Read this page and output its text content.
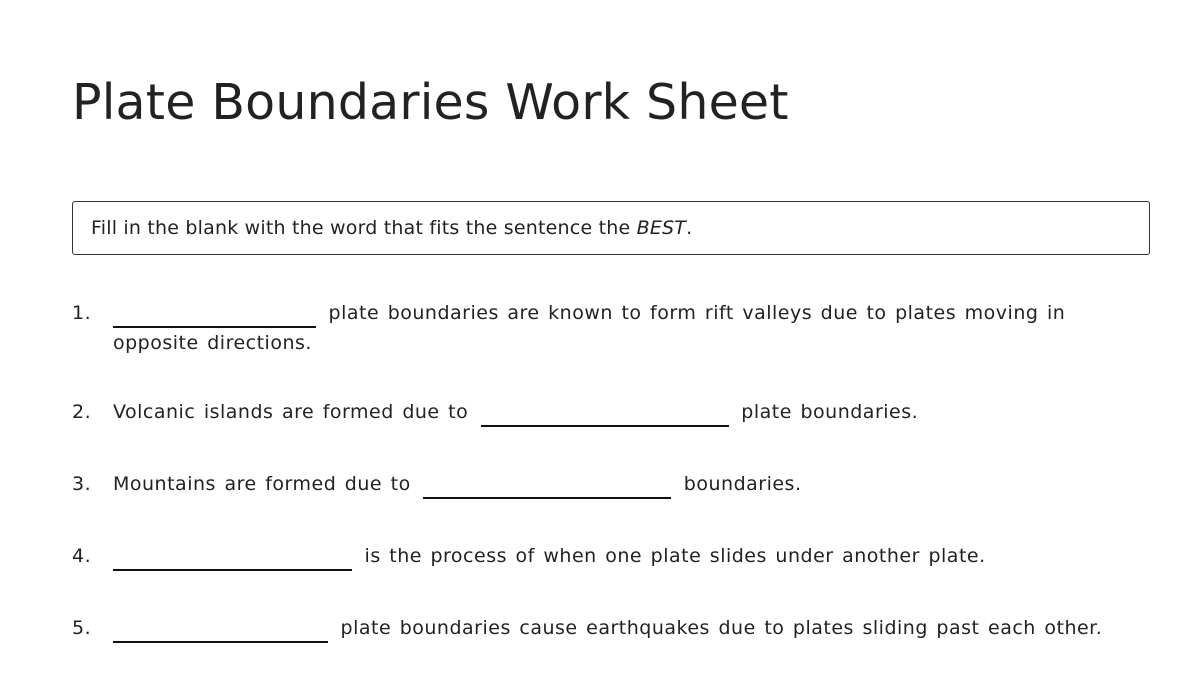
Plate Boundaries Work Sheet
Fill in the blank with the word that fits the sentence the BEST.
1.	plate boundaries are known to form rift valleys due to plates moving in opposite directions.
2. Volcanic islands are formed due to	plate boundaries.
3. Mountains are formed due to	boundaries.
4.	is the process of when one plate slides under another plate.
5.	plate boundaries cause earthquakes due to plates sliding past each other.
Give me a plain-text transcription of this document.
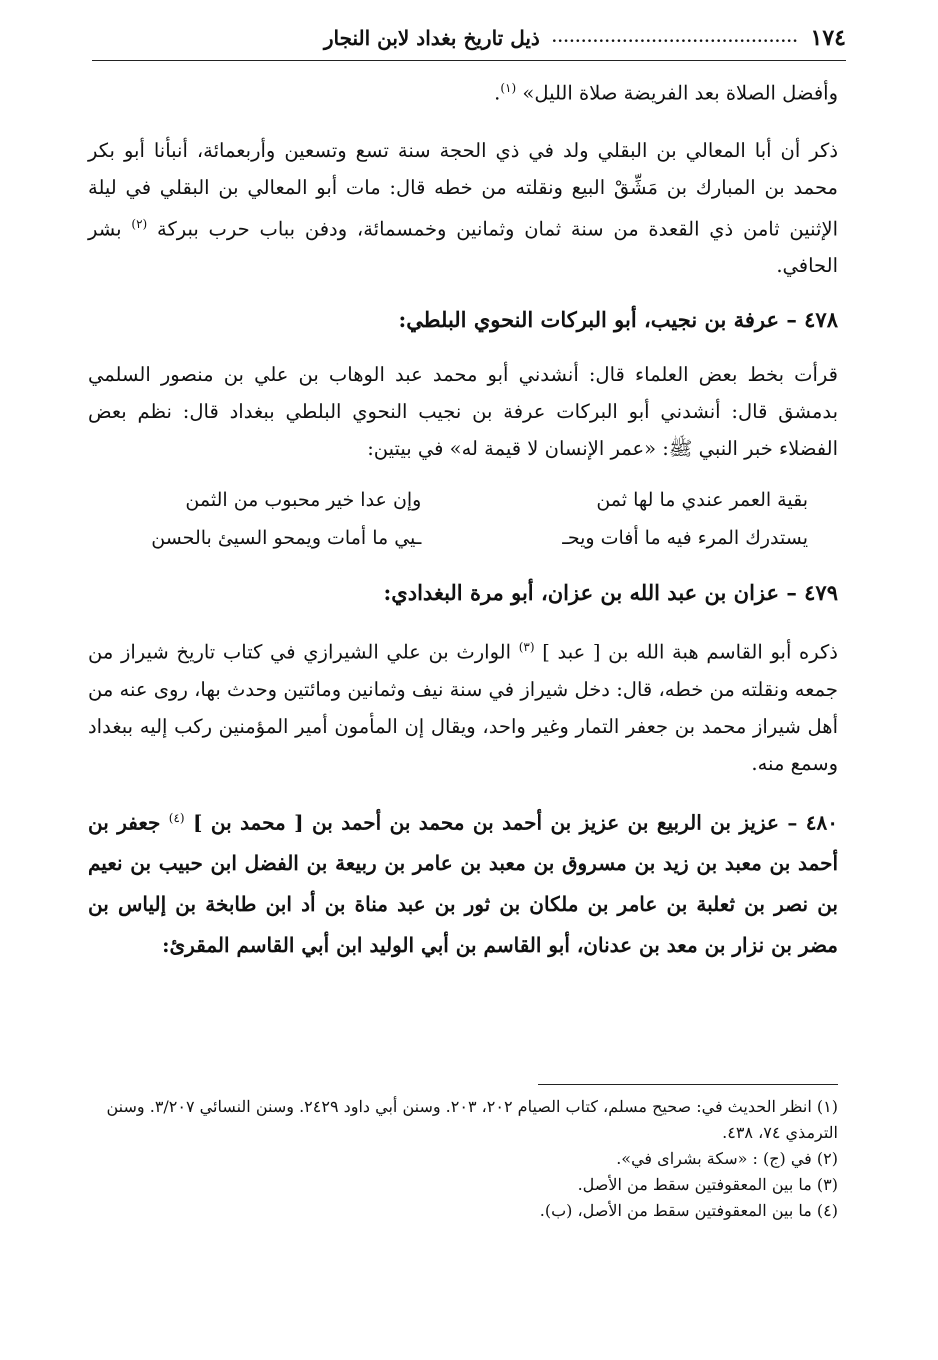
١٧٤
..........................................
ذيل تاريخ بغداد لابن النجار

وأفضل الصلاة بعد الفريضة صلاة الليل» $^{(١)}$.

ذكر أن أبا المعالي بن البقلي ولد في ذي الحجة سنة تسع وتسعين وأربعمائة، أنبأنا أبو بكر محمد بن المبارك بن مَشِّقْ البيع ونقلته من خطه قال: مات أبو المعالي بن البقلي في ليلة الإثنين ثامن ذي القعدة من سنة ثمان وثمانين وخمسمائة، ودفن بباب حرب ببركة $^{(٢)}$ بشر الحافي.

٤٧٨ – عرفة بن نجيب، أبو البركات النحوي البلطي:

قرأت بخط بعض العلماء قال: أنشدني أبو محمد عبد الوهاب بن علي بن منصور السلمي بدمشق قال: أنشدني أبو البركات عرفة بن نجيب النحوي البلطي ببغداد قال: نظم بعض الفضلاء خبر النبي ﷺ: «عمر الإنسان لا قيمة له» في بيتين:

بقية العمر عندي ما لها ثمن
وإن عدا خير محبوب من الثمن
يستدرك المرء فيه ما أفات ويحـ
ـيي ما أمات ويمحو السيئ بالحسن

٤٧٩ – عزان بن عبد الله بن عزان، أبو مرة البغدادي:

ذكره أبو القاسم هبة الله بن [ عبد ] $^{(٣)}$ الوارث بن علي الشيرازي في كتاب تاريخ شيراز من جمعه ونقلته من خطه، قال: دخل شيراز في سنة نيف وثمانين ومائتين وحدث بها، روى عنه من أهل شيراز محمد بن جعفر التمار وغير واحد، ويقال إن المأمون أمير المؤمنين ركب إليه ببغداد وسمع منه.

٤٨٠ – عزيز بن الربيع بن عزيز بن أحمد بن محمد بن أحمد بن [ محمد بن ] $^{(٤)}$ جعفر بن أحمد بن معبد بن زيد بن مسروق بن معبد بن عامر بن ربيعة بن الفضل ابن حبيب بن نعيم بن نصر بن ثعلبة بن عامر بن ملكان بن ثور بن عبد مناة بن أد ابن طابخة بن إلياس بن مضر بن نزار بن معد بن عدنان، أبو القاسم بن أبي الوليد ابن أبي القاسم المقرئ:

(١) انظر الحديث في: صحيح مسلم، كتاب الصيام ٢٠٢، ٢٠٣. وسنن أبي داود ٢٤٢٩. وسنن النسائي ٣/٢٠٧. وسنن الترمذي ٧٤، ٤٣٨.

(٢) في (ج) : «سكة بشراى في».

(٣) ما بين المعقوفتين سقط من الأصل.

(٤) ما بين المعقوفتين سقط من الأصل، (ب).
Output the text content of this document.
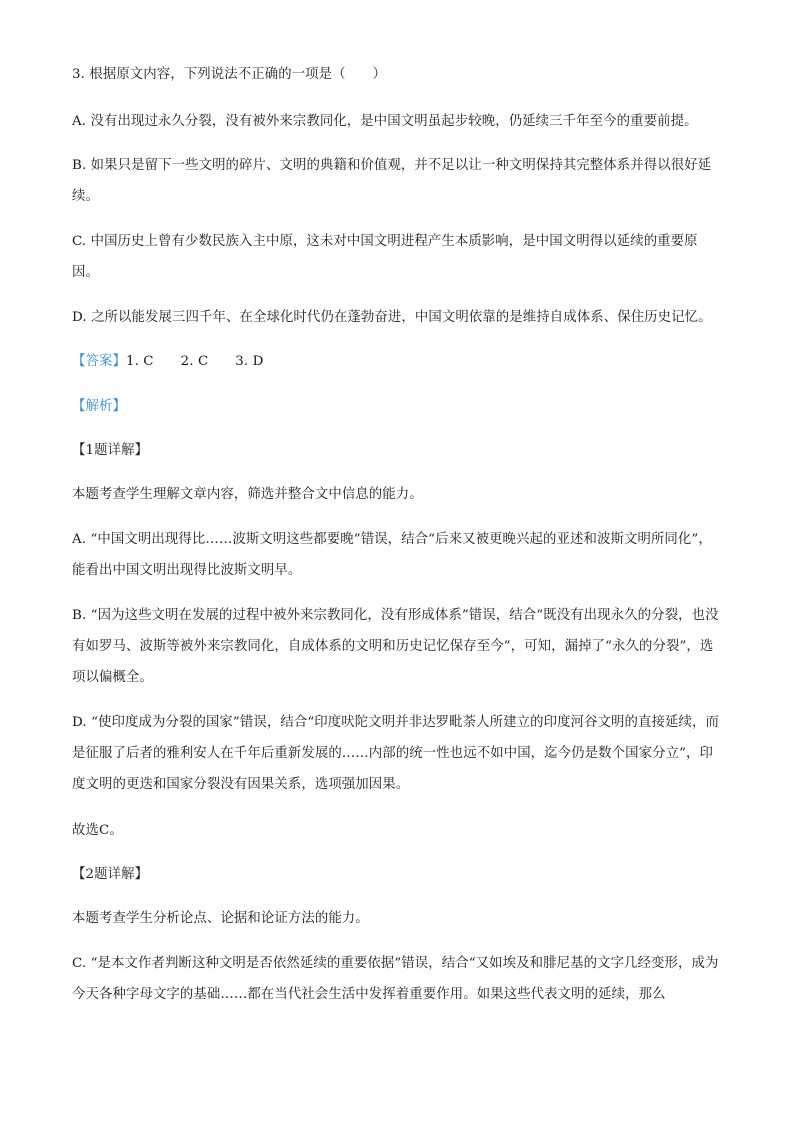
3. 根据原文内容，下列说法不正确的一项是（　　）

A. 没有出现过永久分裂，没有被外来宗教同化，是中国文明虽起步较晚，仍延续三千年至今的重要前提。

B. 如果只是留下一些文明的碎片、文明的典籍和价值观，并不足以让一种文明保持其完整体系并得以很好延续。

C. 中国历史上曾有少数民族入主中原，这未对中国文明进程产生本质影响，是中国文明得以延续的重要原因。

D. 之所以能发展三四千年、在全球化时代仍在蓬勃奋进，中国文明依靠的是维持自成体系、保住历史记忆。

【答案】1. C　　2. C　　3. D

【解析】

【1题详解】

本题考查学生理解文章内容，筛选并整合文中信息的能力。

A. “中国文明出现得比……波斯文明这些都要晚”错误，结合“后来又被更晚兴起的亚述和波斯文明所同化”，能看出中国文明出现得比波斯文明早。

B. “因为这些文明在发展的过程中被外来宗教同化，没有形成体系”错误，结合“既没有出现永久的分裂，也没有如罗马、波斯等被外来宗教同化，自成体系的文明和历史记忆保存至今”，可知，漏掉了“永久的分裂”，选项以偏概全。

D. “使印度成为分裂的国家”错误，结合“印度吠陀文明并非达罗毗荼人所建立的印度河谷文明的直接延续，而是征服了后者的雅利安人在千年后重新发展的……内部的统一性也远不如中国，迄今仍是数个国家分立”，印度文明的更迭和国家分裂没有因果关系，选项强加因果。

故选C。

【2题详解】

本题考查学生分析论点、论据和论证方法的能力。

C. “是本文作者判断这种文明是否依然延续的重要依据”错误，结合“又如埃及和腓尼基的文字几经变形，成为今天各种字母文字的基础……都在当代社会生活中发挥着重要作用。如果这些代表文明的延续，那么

§ §

• [Task brief]:
Among the lines of the material above, how many include the string "كتاب"? Report only that number.

• [Result of the exercise]:
2